◆ Direction
Wherever "from" appears in a line, list that line.

----------

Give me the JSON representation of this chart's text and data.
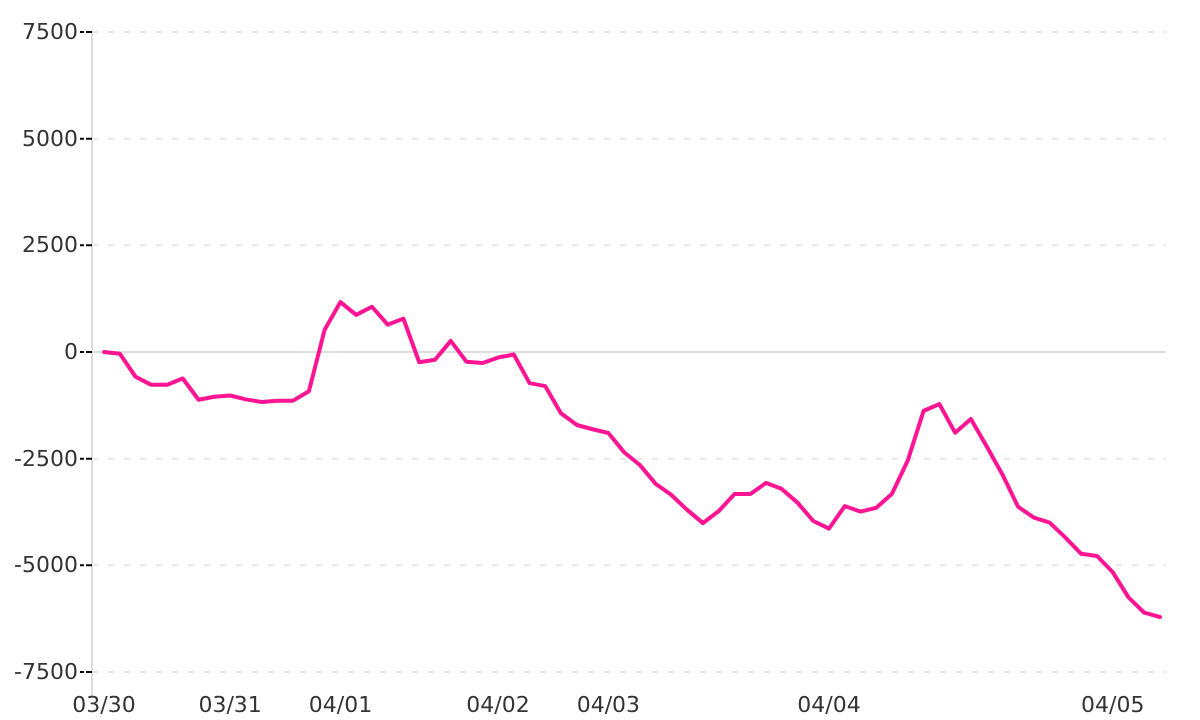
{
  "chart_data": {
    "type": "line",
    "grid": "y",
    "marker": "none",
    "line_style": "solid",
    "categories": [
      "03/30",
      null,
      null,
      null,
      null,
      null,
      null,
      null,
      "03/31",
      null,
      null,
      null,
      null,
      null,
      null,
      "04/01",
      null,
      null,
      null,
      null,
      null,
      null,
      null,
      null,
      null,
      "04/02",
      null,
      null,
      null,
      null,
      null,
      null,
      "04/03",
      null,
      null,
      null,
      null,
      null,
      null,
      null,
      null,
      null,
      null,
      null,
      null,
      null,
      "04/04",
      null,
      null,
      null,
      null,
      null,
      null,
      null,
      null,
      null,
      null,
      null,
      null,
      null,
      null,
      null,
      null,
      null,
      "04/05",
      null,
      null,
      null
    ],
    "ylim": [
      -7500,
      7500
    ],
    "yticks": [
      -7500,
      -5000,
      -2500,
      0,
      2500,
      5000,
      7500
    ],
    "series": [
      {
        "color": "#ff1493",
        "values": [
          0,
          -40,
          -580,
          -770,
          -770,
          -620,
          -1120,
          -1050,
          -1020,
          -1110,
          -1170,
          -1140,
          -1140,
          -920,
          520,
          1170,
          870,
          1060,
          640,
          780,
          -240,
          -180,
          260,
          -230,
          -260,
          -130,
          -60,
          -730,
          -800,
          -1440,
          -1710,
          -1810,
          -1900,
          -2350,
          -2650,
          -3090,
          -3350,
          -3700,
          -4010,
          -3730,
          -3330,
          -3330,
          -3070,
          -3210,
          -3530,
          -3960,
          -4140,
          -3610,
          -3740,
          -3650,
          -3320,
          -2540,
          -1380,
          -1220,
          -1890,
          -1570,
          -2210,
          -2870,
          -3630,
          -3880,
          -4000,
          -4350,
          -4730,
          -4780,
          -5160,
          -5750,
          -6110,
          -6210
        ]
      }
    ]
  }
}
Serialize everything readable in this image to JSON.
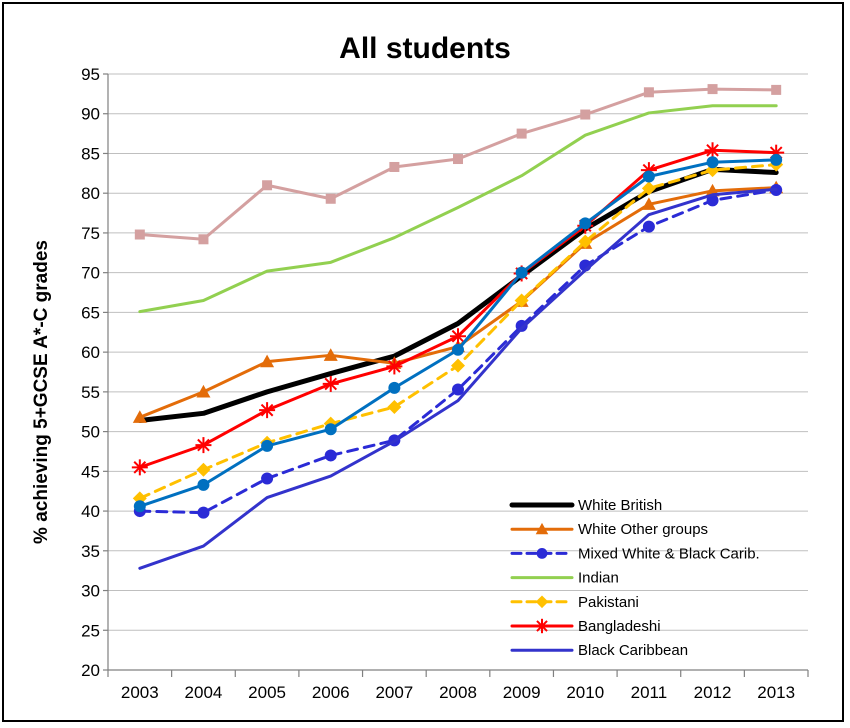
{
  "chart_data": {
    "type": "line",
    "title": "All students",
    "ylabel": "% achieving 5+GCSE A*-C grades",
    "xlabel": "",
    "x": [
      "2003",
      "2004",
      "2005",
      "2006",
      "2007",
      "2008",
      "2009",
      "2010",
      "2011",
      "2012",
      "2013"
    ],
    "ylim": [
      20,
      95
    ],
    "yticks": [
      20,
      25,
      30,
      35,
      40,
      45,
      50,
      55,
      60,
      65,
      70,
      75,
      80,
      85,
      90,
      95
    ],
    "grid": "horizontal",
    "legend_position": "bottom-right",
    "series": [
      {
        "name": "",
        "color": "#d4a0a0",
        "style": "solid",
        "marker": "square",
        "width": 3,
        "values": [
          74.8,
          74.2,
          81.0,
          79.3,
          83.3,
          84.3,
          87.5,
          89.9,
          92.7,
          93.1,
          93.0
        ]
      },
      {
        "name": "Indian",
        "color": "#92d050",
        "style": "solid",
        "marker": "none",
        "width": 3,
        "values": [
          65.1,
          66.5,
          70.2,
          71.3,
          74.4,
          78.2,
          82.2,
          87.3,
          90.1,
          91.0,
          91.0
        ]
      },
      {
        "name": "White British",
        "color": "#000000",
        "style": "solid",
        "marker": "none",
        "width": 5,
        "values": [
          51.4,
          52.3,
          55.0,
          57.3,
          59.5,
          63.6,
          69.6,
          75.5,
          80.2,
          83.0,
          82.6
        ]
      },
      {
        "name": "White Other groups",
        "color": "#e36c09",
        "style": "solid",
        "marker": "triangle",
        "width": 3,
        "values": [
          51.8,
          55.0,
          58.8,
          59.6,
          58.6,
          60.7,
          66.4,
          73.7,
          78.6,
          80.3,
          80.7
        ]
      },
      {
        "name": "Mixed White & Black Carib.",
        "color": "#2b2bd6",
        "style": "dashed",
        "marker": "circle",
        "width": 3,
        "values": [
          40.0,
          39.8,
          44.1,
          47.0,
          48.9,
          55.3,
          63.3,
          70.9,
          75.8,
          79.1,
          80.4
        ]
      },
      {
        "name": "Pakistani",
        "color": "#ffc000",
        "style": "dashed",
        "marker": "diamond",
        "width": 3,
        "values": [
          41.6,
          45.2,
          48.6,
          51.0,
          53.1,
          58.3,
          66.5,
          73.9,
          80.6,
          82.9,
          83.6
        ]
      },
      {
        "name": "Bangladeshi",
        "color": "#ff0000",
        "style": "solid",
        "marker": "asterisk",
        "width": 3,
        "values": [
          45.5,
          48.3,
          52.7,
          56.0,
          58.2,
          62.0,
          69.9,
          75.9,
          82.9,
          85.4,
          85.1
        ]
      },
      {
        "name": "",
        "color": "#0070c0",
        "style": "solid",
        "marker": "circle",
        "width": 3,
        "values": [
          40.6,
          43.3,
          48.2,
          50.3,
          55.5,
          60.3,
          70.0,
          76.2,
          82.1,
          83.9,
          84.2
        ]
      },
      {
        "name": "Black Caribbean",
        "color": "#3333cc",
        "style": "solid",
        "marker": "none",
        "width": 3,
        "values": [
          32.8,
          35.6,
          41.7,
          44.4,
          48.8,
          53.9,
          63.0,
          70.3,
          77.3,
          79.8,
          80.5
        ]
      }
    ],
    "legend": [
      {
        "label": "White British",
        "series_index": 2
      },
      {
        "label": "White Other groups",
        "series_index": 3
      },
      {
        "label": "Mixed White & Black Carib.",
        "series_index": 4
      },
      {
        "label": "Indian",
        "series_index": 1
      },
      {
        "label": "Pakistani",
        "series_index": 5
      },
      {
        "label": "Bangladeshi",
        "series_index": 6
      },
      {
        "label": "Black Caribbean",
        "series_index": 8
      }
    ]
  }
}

----------

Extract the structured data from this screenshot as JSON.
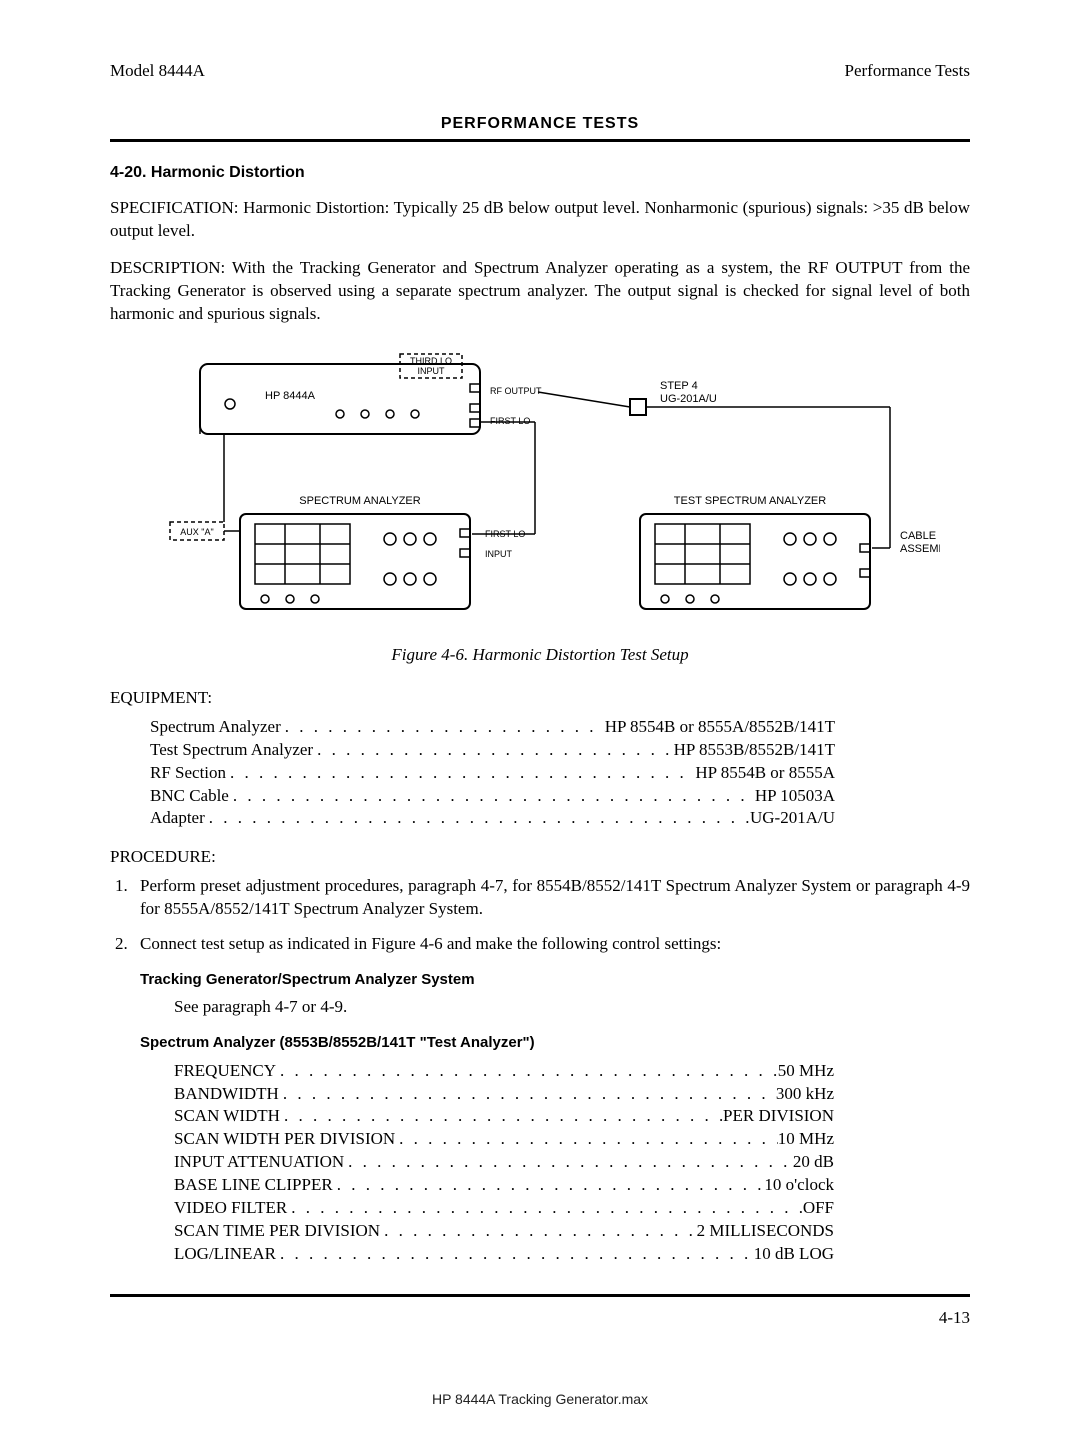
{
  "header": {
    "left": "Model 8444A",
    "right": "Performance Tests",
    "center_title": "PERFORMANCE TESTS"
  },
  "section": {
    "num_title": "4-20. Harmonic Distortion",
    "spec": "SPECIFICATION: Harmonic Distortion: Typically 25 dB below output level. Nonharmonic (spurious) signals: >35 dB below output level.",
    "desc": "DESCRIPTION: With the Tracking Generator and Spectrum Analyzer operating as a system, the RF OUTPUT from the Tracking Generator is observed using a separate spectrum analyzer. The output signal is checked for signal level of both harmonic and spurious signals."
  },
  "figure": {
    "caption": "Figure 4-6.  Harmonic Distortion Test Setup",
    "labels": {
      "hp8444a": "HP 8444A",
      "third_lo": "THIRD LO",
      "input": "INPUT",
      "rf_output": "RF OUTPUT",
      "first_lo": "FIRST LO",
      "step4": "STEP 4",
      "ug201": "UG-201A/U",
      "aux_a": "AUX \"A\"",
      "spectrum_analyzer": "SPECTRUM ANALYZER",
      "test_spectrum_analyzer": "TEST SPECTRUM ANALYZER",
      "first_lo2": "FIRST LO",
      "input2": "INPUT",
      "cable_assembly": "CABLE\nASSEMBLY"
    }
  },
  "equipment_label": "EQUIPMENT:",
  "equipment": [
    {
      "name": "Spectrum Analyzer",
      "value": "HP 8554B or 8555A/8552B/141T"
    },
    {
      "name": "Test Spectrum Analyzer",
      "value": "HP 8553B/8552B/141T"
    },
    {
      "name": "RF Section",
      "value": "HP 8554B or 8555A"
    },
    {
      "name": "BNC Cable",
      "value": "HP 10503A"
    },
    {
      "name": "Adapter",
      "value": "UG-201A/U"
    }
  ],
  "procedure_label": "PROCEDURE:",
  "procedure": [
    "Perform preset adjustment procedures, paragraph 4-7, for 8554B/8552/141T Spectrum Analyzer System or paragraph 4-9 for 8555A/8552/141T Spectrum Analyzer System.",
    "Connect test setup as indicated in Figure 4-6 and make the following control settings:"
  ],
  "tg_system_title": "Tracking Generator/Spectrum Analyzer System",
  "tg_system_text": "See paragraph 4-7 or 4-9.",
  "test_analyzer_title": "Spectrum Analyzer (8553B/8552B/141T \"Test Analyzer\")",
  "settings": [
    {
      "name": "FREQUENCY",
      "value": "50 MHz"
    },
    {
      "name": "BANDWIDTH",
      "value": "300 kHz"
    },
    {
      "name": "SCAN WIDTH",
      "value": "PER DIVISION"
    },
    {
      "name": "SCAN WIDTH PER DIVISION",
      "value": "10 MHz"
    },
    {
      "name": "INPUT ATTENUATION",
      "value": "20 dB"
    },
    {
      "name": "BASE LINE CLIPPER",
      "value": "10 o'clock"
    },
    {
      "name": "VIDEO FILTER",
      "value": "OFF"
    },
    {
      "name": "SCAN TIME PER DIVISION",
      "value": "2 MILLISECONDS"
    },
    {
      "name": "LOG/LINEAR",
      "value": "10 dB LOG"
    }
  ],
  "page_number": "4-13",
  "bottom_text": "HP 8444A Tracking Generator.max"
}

----------

◆ Exercise output
Extract the structured data from this screenshot as JSON.
    "desc": "DESCRIPTION: With the Tracking Generator and Spectrum Analyzer operating as a system, the RF OUTPUT from the Tracking Generator is observed using a separate spectrum analyzer. The output signal is checked for signal level of both harmonic and spurious signals."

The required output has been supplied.